### PROVIDED ENTRIES
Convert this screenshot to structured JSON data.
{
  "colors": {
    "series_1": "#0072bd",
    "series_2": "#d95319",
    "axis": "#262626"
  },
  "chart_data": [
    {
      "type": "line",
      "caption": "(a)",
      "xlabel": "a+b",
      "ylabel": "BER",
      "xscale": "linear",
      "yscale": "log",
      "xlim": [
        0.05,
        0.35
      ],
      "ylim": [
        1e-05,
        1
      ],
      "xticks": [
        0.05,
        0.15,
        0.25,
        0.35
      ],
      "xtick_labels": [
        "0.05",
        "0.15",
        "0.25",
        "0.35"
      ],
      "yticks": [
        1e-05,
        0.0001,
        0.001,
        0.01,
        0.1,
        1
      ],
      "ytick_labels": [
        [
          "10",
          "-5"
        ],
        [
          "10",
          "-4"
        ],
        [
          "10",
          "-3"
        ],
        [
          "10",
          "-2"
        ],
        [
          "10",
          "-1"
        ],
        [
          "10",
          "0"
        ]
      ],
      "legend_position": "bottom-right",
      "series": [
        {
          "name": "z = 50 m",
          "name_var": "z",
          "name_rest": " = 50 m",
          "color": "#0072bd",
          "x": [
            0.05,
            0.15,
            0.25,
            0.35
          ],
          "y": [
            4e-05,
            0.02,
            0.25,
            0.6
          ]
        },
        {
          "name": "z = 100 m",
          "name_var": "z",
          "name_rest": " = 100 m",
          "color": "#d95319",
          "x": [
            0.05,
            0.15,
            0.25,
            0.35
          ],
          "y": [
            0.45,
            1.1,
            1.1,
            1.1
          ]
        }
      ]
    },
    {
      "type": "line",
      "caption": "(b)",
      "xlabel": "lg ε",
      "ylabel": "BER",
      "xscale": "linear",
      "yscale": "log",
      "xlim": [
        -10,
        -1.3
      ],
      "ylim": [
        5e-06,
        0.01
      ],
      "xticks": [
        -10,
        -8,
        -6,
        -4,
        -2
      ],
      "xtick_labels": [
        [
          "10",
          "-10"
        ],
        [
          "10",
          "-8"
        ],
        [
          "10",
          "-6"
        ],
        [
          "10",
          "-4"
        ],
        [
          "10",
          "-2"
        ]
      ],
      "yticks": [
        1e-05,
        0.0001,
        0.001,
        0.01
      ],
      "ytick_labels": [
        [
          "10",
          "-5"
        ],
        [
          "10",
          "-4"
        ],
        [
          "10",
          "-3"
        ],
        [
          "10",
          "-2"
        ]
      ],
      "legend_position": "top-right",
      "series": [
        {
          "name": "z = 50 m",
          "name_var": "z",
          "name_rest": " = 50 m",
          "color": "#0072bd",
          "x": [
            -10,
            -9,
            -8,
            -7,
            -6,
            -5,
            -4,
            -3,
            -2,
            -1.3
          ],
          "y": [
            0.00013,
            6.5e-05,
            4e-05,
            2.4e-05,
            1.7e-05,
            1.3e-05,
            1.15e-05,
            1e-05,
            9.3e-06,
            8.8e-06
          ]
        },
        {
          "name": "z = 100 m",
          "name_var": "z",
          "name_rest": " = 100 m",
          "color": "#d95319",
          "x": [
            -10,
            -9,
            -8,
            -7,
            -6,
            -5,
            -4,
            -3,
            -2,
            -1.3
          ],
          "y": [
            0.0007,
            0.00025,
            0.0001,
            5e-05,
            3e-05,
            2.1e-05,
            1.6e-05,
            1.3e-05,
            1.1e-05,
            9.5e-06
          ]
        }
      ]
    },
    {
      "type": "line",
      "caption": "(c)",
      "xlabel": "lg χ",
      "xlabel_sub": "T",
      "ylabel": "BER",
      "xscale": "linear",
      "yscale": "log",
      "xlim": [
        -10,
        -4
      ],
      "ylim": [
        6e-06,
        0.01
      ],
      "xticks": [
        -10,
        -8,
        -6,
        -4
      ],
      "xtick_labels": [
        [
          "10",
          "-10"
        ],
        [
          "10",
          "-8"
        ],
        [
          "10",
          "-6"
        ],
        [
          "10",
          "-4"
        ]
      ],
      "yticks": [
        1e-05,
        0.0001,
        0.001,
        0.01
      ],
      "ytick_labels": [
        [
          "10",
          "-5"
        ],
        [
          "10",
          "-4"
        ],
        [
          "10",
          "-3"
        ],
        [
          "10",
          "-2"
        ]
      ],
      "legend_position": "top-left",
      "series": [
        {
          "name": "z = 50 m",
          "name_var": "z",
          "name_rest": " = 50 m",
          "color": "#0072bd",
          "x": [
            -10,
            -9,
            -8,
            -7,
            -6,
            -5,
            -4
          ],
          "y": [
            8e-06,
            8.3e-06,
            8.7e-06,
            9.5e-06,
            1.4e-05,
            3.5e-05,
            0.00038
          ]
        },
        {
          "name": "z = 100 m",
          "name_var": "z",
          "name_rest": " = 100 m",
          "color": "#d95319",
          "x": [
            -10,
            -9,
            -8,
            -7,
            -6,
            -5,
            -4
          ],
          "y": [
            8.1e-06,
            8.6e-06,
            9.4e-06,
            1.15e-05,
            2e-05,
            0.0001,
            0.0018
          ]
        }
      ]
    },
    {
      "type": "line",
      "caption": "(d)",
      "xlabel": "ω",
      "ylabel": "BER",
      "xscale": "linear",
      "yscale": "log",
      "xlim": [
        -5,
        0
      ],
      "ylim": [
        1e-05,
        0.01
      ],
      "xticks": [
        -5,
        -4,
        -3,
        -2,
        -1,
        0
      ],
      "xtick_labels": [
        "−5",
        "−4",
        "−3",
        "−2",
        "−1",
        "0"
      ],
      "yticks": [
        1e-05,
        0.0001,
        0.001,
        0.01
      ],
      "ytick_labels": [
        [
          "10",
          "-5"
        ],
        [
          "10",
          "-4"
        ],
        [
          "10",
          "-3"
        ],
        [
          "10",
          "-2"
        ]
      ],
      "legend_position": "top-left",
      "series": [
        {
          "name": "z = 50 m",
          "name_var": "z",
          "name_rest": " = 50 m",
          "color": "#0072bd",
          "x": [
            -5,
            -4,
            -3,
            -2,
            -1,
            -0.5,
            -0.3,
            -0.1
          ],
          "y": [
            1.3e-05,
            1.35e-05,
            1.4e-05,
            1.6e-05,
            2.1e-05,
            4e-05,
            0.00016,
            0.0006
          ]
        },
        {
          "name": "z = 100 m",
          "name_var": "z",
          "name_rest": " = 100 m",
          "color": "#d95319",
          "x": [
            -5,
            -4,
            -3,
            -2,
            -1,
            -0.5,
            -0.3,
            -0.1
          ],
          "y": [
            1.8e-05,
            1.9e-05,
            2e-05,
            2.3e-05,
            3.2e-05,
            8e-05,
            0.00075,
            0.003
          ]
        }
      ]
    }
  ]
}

### SHORT PROBLEM
Send back all of the entries exactly, with nothing missing.

### SOLUTION TO THE PROBLEM
Convert this screenshot to structured JSON data.
{
  "colors": {
    "series_1": "#0072bd",
    "series_2": "#d95319",
    "axis": "#262626"
  },
  "chart_data": [
    {
      "type": "line",
      "caption": "(a)",
      "xlabel": "a+b",
      "ylabel": "BER",
      "xscale": "linear",
      "yscale": "log",
      "xlim": [
        0.05,
        0.35
      ],
      "ylim": [
        1e-05,
        1
      ],
      "xticks": [
        0.05,
        0.15,
        0.25,
        0.35
      ],
      "xtick_labels": [
        "0.05",
        "0.15",
        "0.25",
        "0.35"
      ],
      "yticks": [
        1e-05,
        0.0001,
        0.001,
        0.01,
        0.1,
        1
      ],
      "ytick_labels": [
        [
          "10",
          "-5"
        ],
        [
          "10",
          "-4"
        ],
        [
          "10",
          "-3"
        ],
        [
          "10",
          "-2"
        ],
        [
          "10",
          "-1"
        ],
        [
          "10",
          "0"
        ]
      ],
      "legend_position": "bottom-right",
      "series": [
        {
          "name": "z = 50 m",
          "name_var": "z",
          "name_rest": " = 50 m",
          "color": "#0072bd",
          "x": [
            0.05,
            0.15,
            0.25,
            0.35
          ],
          "y": [
            4e-05,
            0.02,
            0.25,
            0.6
          ]
        },
        {
          "name": "z = 100 m",
          "name_var": "z",
          "name_rest": " = 100 m",
          "color": "#d95319",
          "x": [
            0.05,
            0.15,
            0.25,
            0.35
          ],
          "y": [
            0.45,
            1.1,
            1.1,
            1.1
          ]
        }
      ]
    },
    {
      "type": "line",
      "caption": "(b)",
      "xlabel": "lg ε",
      "ylabel": "BER",
      "xscale": "linear",
      "yscale": "log",
      "xlim": [
        -10,
        -1.3
      ],
      "ylim": [
        5e-06,
        0.01
      ],
      "xticks": [
        -10,
        -8,
        -6,
        -4,
        -2
      ],
      "xtick_labels": [
        [
          "10",
          "-10"
        ],
        [
          "10",
          "-8"
        ],
        [
          "10",
          "-6"
        ],
        [
          "10",
          "-4"
        ],
        [
          "10",
          "-2"
        ]
      ],
      "yticks": [
        1e-05,
        0.0001,
        0.001,
        0.01
      ],
      "ytick_labels": [
        [
          "10",
          "-5"
        ],
        [
          "10",
          "-4"
        ],
        [
          "10",
          "-3"
        ],
        [
          "10",
          "-2"
        ]
      ],
      "legend_position": "top-right",
      "series": [
        {
          "name": "z = 50 m",
          "name_var": "z",
          "name_rest": " = 50 m",
          "color": "#0072bd",
          "x": [
            -10,
            -9,
            -8,
            -7,
            -6,
            -5,
            -4,
            -3,
            -2,
            -1.3
          ],
          "y": [
            0.00013,
            6.5e-05,
            4e-05,
            2.4e-05,
            1.7e-05,
            1.3e-05,
            1.15e-05,
            1e-05,
            9.3e-06,
            8.8e-06
          ]
        },
        {
          "name": "z = 100 m",
          "name_var": "z",
          "name_rest": " = 100 m",
          "color": "#d95319",
          "x": [
            -10,
            -9,
            -8,
            -7,
            -6,
            -5,
            -4,
            -3,
            -2,
            -1.3
          ],
          "y": [
            0.0007,
            0.00025,
            0.0001,
            5e-05,
            3e-05,
            2.1e-05,
            1.6e-05,
            1.3e-05,
            1.1e-05,
            9.5e-06
          ]
        }
      ]
    },
    {
      "type": "line",
      "caption": "(c)",
      "xlabel": "lg χ",
      "xlabel_sub": "T",
      "ylabel": "BER",
      "xscale": "linear",
      "yscale": "log",
      "xlim": [
        -10,
        -4
      ],
      "ylim": [
        6e-06,
        0.01
      ],
      "xticks": [
        -10,
        -8,
        -6,
        -4
      ],
      "xtick_labels": [
        [
          "10",
          "-10"
        ],
        [
          "10",
          "-8"
        ],
        [
          "10",
          "-6"
        ],
        [
          "10",
          "-4"
        ]
      ],
      "yticks": [
        1e-05,
        0.0001,
        0.001,
        0.01
      ],
      "ytick_labels": [
        [
          "10",
          "-5"
        ],
        [
          "10",
          "-4"
        ],
        [
          "10",
          "-3"
        ],
        [
          "10",
          "-2"
        ]
      ],
      "legend_position": "top-left",
      "series": [
        {
          "name": "z = 50 m",
          "name_var": "z",
          "name_rest": " = 50 m",
          "color": "#0072bd",
          "x": [
            -10,
            -9,
            -8,
            -7,
            -6,
            -5,
            -4
          ],
          "y": [
            8e-06,
            8.3e-06,
            8.7e-06,
            9.5e-06,
            1.4e-05,
            3.5e-05,
            0.00038
          ]
        },
        {
          "name": "z = 100 m",
          "name_var": "z",
          "name_rest": " = 100 m",
          "color": "#d95319",
          "x": [
            -10,
            -9,
            -8,
            -7,
            -6,
            -5,
            -4
          ],
          "y": [
            8.1e-06,
            8.6e-06,
            9.4e-06,
            1.15e-05,
            2e-05,
            0.0001,
            0.0018
          ]
        }
      ]
    },
    {
      "type": "line",
      "caption": "(d)",
      "xlabel": "ω",
      "ylabel": "BER",
      "xscale": "linear",
      "yscale": "log",
      "xlim": [
        -5,
        0
      ],
      "ylim": [
        1e-05,
        0.01
      ],
      "xticks": [
        -5,
        -4,
        -3,
        -2,
        -1,
        0
      ],
      "xtick_labels": [
        "−5",
        "−4",
        "−3",
        "−2",
        "−1",
        "0"
      ],
      "yticks": [
        1e-05,
        0.0001,
        0.001,
        0.01
      ],
      "ytick_labels": [
        [
          "10",
          "-5"
        ],
        [
          "10",
          "-4"
        ],
        [
          "10",
          "-3"
        ],
        [
          "10",
          "-2"
        ]
      ],
      "legend_position": "top-left",
      "series": [
        {
          "name": "z = 50 m",
          "name_var": "z",
          "name_rest": " = 50 m",
          "color": "#0072bd",
          "x": [
            -5,
            -4,
            -3,
            -2,
            -1,
            -0.5,
            -0.3,
            -0.1
          ],
          "y": [
            1.3e-05,
            1.35e-05,
            1.4e-05,
            1.6e-05,
            2.1e-05,
            4e-05,
            0.00016,
            0.0006
          ]
        },
        {
          "name": "z = 100 m",
          "name_var": "z",
          "name_rest": " = 100 m",
          "color": "#d95319",
          "x": [
            -5,
            -4,
            -3,
            -2,
            -1,
            -0.5,
            -0.3,
            -0.1
          ],
          "y": [
            1.8e-05,
            1.9e-05,
            2e-05,
            2.3e-05,
            3.2e-05,
            8e-05,
            0.00075,
            0.003
          ]
        }
      ]
    }
  ]
}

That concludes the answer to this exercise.